# Work required
Using the passage on HIV testing costs, explain what it gives as support for its claim that on-site rapid HIV testing can raise life expectancy for newly diagnosed substance abuse treatment patients. Answer in one to three sentences.

A National Institute of Health (NIH) funded study measured the cost-effectiveness of three different HIV testing options. The three options -- on-site rapid testing with risk-reduction counseling, on-site rapid testing with information only, and off-site testing referral – were evaluated in a randomized trail conducted in 12 community-based substance abuse treatment programs in 2009. Results of the study show that “referral for off-site testing is less efficient compared to offering on-site testing with information only.”
The study also shows that on-site rapid HIV testing has the potential to increase life expectancy for substance abuse treatment patients newly diagnosed with HIV in a cost effective way, according to a release from NIDA. To expand on that point, this study estimated by using modeling, that life expectancy would be increased from 17.1 years without an on-site test, to 20.8 years with on-site testing with information on the testing procedure. The cost-effectiveness of providing onsite rapid HIV testing was calculated using a model that took into account patient information such as CD4 cell counts, viral burden, anti-retroviral therapy regimen, presence of an acute AIDS-defining illness, etc. Additionally, the cost effectiveness also took into consideration the costs for medical treatment, and quality-adjusted life year (QALY) – a measure of both the length and quality of life that accounts for the burden of illness.
The study was funded by the National Institute on Drug Abuse, the National Institute of Allergy and Infectious Diseases, and the National Institute of Mental Health.

Page layout parsing data:
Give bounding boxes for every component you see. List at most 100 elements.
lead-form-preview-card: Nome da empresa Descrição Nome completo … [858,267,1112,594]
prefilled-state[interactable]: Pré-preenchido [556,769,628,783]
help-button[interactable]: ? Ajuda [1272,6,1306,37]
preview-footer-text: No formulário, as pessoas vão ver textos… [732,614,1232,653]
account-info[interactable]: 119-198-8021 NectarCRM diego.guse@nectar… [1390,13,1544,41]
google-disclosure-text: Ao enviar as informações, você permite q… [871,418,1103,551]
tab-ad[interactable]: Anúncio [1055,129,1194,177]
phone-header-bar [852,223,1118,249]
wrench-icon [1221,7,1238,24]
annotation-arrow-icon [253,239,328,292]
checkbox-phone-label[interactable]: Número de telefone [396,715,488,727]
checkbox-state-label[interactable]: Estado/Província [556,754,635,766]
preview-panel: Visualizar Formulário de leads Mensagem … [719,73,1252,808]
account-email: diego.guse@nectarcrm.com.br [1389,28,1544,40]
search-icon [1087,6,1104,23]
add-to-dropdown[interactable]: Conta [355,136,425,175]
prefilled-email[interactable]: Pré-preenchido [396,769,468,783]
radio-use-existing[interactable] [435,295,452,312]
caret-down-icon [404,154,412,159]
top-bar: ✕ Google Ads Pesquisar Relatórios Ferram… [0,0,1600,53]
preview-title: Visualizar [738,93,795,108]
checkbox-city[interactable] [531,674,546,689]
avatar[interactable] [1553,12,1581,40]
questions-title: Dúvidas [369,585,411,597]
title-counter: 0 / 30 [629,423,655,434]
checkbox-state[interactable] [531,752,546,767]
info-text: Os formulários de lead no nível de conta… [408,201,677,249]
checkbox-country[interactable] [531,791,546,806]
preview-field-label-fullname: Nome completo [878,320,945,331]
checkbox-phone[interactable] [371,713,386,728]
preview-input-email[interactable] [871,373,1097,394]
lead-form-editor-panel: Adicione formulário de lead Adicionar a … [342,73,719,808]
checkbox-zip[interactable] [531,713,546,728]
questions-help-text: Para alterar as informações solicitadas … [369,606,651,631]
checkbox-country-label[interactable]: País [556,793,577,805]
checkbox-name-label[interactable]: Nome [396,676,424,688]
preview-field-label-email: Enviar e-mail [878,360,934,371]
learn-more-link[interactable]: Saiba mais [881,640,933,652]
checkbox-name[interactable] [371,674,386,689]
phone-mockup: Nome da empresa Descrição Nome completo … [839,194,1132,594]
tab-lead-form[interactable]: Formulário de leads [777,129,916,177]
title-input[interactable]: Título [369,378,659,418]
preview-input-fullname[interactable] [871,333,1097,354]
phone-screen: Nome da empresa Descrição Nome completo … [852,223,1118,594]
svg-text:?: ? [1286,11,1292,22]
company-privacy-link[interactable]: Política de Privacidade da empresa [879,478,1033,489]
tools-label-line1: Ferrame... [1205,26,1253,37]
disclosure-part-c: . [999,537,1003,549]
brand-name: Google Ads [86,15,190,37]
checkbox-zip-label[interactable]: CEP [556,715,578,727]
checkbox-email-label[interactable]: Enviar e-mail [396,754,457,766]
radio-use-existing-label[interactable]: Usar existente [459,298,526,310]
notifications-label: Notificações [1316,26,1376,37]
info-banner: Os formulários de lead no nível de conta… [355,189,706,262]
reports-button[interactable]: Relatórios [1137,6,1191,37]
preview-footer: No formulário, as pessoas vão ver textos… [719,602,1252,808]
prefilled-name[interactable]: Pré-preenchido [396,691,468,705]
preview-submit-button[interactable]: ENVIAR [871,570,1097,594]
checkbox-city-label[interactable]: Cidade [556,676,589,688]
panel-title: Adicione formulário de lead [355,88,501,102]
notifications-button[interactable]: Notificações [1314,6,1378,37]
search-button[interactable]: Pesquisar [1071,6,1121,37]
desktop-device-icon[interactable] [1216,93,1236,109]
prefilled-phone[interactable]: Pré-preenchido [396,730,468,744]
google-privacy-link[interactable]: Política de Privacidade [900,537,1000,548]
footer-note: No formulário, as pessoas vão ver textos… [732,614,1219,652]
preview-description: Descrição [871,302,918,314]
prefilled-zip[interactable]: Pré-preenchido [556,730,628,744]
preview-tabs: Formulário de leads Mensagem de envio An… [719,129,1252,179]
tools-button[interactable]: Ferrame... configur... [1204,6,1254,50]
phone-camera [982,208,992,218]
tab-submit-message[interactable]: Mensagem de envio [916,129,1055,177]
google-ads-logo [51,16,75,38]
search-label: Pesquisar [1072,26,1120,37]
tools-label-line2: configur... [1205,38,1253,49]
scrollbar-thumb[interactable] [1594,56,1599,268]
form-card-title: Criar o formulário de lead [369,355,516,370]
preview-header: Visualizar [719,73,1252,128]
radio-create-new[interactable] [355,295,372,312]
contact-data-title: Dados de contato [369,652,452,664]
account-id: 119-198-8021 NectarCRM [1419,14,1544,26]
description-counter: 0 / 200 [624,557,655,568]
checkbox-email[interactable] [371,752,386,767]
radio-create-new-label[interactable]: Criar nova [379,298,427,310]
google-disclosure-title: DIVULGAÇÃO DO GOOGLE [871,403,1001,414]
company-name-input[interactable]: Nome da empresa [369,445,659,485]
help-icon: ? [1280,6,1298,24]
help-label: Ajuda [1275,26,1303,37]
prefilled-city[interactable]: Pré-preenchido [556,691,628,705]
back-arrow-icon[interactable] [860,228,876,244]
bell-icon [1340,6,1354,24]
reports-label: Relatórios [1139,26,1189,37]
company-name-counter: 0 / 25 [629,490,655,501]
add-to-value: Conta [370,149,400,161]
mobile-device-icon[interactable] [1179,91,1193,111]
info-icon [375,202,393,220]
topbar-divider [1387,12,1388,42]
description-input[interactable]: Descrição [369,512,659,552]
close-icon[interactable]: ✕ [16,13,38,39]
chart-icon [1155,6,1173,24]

# Task result
The study used modeling to estimate life expectancy with and without an on-site test. It found that life expectancy would rise from 17.1 years without an on-site test to 20.8 years with on-site testing plus information on the testing procedure.